═════ Provided data ═════

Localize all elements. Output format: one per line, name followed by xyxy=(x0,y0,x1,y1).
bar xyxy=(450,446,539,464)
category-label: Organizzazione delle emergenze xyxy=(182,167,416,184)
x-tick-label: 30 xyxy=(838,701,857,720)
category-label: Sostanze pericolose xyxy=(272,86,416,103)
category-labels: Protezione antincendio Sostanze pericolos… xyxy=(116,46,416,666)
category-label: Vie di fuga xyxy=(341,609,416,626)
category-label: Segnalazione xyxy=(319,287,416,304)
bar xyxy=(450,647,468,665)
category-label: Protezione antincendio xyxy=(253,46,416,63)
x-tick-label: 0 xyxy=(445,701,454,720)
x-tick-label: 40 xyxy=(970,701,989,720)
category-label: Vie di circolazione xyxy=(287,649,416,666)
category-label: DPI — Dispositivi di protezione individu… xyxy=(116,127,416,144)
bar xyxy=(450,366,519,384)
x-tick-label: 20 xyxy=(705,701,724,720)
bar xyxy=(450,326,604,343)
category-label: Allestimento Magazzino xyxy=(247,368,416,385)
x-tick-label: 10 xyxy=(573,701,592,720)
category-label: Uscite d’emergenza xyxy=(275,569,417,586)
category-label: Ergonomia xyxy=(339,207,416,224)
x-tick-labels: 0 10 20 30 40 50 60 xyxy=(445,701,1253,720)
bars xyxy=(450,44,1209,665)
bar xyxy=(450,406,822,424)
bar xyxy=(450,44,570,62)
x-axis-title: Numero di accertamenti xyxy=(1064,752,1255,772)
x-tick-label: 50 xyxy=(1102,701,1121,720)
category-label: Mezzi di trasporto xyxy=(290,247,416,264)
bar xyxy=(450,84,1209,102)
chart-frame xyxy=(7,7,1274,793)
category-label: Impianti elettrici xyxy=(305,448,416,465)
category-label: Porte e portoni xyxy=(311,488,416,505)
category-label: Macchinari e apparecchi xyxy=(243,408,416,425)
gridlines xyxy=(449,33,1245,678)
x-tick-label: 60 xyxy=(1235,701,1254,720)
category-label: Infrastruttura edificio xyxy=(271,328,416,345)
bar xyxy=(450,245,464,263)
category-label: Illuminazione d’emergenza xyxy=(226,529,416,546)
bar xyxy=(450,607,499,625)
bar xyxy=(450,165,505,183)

═════

▸ **Aim**
Quote the records line for line, starting with the very first line and going on through the line that contains "category-label: Ergonomia xyxy=(339,207,416,224)", both ends included.

▸ **Response**
Localize all elements. Output format: one per line, name followed by xyxy=(x0,y0,x1,y1).
bar xyxy=(450,446,539,464)
category-label: Organizzazione delle emergenze xyxy=(182,167,416,184)
x-tick-label: 30 xyxy=(838,701,857,720)
category-label: Sostanze pericolose xyxy=(272,86,416,103)
category-labels: Protezione antincendio Sostanze pericolos… xyxy=(116,46,416,666)
category-label: Vie di fuga xyxy=(341,609,416,626)
category-label: Segnalazione xyxy=(319,287,416,304)
bar xyxy=(450,647,468,665)
category-label: Protezione antincendio xyxy=(253,46,416,63)
x-tick-label: 0 xyxy=(445,701,454,720)
x-tick-label: 40 xyxy=(970,701,989,720)
category-label: Vie di circolazione xyxy=(287,649,416,666)
category-label: DPI — Dispositivi di protezione individu… xyxy=(116,127,416,144)
bar xyxy=(450,366,519,384)
x-tick-label: 20 xyxy=(705,701,724,720)
bar xyxy=(450,326,604,343)
category-label: Allestimento Magazzino xyxy=(247,368,416,385)
x-tick-label: 10 xyxy=(573,701,592,720)
category-label: Uscite d’emergenza xyxy=(275,569,417,586)
category-label: Ergonomia xyxy=(339,207,416,224)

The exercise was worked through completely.